-- Begin --

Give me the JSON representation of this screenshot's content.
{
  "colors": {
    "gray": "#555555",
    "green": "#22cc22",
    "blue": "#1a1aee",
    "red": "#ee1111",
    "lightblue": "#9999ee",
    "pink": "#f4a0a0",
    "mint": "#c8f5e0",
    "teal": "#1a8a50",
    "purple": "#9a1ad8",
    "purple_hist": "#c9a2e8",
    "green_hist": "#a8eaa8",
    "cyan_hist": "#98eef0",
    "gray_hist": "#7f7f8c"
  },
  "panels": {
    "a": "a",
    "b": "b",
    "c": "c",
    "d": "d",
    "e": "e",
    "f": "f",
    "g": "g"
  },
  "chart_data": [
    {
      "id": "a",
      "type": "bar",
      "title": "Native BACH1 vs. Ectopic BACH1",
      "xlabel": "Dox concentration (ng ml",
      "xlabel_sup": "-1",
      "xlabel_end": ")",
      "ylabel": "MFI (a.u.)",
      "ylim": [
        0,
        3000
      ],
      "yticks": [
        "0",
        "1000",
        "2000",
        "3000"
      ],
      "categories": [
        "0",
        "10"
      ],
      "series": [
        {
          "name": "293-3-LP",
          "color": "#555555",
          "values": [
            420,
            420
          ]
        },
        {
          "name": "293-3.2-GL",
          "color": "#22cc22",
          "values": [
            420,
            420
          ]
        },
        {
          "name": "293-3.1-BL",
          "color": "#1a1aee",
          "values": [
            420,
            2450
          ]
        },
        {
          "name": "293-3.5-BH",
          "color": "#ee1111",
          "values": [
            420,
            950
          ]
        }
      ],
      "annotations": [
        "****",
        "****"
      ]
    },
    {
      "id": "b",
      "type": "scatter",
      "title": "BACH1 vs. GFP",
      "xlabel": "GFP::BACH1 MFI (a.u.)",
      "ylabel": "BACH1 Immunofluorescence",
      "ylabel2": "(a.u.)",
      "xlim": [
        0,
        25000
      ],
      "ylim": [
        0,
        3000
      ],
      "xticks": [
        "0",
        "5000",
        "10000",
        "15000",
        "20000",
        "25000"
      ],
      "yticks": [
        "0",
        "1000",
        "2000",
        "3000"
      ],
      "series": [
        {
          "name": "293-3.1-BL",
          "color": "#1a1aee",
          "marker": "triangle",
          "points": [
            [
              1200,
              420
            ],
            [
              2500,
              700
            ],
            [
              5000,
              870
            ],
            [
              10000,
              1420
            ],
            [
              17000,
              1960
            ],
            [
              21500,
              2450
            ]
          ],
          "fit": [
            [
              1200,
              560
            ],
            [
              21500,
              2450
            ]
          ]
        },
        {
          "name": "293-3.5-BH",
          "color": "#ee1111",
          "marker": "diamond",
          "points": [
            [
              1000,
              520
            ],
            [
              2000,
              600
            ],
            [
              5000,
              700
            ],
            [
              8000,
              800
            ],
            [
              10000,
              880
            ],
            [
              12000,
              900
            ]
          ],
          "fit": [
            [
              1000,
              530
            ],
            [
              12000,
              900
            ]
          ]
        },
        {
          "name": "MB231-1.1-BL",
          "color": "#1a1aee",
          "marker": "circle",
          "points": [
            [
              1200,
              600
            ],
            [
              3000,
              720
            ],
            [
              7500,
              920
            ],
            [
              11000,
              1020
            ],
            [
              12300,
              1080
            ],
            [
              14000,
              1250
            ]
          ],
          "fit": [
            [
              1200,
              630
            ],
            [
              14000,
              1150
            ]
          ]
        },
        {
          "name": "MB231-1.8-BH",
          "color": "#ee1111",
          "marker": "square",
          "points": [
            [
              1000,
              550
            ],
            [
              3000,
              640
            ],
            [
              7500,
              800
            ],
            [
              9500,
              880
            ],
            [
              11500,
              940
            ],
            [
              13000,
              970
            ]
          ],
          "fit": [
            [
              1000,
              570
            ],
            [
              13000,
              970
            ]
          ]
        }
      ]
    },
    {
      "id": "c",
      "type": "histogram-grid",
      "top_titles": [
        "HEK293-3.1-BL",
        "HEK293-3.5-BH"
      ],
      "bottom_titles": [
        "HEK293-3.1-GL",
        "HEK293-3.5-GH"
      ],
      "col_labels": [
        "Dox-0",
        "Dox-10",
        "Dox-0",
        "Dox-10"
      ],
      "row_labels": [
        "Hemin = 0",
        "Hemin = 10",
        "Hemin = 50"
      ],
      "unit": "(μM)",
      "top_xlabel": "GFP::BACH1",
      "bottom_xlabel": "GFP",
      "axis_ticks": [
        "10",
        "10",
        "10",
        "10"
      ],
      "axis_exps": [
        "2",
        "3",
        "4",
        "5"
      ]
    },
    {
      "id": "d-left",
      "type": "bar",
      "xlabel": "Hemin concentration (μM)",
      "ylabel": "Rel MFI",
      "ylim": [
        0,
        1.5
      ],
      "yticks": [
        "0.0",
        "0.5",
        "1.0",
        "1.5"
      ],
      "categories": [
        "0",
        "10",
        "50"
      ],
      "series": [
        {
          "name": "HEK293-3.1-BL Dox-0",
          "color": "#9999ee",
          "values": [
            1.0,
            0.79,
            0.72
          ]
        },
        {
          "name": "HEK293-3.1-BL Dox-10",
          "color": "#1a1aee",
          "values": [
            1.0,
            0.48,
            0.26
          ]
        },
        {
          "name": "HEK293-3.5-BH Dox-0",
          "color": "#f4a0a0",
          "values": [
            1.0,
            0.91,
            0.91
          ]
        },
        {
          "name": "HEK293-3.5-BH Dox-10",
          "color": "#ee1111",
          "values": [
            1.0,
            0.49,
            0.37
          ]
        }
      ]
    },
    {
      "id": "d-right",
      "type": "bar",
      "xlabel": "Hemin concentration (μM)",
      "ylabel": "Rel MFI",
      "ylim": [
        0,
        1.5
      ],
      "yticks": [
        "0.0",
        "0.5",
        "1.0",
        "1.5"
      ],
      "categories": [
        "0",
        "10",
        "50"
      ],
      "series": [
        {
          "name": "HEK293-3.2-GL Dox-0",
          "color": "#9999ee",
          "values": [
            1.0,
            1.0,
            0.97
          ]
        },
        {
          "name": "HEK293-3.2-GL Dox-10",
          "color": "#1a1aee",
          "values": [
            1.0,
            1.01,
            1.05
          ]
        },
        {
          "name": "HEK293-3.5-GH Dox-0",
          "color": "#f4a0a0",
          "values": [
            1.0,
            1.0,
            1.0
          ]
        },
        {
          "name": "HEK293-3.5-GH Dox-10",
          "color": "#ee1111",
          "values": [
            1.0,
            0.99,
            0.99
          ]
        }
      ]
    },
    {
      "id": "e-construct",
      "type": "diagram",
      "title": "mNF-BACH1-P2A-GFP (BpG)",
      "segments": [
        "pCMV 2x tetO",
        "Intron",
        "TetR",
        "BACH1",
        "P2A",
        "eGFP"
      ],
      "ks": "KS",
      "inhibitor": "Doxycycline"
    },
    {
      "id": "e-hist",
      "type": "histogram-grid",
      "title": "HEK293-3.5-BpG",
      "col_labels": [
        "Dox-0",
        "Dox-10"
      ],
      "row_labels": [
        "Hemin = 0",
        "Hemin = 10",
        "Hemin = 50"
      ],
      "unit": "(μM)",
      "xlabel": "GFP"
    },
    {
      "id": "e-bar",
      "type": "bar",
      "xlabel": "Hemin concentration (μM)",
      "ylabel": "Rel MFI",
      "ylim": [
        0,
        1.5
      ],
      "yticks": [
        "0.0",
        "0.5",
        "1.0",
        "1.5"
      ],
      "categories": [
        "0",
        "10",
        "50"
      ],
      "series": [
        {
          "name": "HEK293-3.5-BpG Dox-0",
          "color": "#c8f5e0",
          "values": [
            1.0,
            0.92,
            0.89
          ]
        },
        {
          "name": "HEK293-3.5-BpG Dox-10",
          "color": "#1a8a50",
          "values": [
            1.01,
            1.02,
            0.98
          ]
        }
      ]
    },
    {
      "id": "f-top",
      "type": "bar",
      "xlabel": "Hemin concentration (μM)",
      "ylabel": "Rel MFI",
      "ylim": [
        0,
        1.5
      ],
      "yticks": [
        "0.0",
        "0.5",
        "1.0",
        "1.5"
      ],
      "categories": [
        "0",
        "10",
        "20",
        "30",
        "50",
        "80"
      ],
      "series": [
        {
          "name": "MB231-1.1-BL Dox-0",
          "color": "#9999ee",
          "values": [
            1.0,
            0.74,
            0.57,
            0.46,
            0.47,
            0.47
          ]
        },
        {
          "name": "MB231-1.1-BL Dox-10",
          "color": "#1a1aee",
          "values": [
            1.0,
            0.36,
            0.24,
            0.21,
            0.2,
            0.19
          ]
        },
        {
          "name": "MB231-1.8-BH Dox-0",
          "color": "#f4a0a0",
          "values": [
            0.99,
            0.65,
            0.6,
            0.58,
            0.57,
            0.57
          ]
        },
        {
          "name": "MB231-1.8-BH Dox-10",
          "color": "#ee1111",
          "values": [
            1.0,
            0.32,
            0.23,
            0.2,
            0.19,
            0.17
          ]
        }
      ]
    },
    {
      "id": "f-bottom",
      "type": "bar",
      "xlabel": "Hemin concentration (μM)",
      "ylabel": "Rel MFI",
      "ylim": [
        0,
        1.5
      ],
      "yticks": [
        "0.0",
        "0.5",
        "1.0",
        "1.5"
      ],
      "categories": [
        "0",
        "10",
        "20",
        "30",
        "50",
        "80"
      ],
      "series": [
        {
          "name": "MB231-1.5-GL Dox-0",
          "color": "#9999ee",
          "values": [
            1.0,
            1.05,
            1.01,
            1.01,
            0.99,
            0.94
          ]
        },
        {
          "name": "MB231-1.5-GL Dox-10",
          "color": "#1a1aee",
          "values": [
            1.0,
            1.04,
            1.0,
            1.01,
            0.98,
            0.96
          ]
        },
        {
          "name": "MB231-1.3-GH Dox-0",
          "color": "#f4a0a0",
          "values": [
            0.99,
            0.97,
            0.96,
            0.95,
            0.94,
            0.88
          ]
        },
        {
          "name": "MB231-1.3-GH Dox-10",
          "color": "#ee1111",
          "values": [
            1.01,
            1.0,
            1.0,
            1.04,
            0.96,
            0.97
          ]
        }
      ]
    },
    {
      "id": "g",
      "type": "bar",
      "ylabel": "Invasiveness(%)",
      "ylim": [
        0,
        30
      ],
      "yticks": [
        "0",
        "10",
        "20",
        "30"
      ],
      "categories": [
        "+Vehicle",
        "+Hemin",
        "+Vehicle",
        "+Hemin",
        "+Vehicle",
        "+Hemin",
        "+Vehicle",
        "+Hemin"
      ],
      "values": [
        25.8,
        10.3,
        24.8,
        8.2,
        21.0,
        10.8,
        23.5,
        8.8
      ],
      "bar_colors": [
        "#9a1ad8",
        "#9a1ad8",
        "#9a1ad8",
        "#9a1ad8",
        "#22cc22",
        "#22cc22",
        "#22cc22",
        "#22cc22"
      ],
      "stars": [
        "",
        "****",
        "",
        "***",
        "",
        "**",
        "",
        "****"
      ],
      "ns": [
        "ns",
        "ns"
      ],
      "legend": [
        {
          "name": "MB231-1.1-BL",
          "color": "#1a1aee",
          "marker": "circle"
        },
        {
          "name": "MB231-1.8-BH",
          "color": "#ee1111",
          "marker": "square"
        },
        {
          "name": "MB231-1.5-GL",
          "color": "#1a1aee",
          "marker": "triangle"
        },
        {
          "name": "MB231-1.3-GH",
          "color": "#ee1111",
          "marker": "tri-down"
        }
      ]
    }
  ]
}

-- End --

Your instructions: Copy down every line of the entries containing the word "marker".

Task answer:
          "marker": "triangle",
          "marker": "diamond",
          "marker": "circle",
          "marker": "square",
          "marker": "circle"
          "marker": "square"
          "marker": "triangle"
          "marker": "tri-down"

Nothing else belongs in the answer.